Copy the lines holding the word "allele", all of them.

● **LISTING**:

▽

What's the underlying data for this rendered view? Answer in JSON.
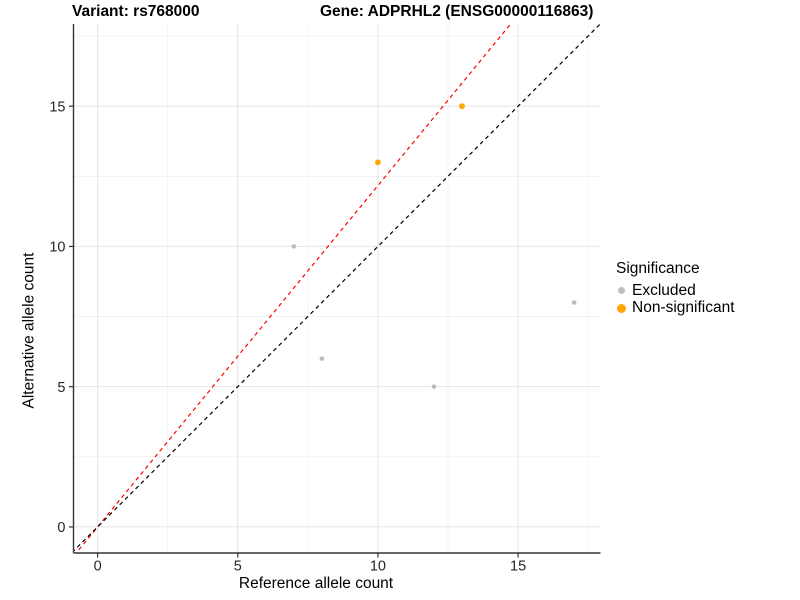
{
  "figure": {
    "title_left": "Variant: rs768000",
    "title_right": "Gene: ADPRHL2 (ENSG00000116863)"
  },
  "chart_data": {
    "type": "scatter",
    "title": "Variant: rs768000  Gene: ADPRHL2 (ENSG00000116863)",
    "xlabel": "Reference allele count",
    "ylabel": "Alternative allele count",
    "xlim": [
      -0.86,
      17.94
    ],
    "ylim": [
      -0.93,
      17.93
    ],
    "x_ticks": [
      0,
      5,
      10,
      15
    ],
    "y_ticks": [
      0,
      5,
      10,
      15
    ],
    "x_minor_ticks": [
      2.5,
      7.5,
      12.5,
      17.5
    ],
    "y_minor_ticks": [
      2.5,
      7.5,
      12.5,
      17.5
    ],
    "grid": true,
    "series": [
      {
        "name": "Excluded",
        "color": "#BDBDBD",
        "point_radius": 2.3,
        "points": [
          [
            7,
            10
          ],
          [
            8,
            6
          ],
          [
            12,
            5
          ],
          [
            17,
            8
          ]
        ]
      },
      {
        "name": "Non-significant",
        "color": "#FFA500",
        "point_radius": 2.9,
        "points": [
          [
            10,
            13
          ],
          [
            13,
            15
          ]
        ]
      }
    ],
    "lines": [
      {
        "name": "ratio-line",
        "slope": 1.217,
        "intercept": 0,
        "color": "#FF0000",
        "style": "dashed"
      },
      {
        "name": "identity-line",
        "slope": 1,
        "intercept": 0,
        "color": "#000000",
        "style": "dashed"
      }
    ],
    "legend": {
      "title": "Significance",
      "position": "right",
      "items": [
        {
          "label": "Excluded",
          "color": "#BDBDBD",
          "dot_size": 7
        },
        {
          "label": "Non-significant",
          "color": "#FFA500",
          "dot_size": 9
        }
      ]
    },
    "colors": {
      "background": "#FFFFFF",
      "axis_line": "#333333",
      "tick_label": "#262626",
      "grid_major": "#E4E4E4",
      "grid_minor": "#F1F1F1"
    }
  }
}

△

● **TASK SOLUTION**:
    "xlabel": "Reference allele count",
    "ylabel": "Alternative allele count",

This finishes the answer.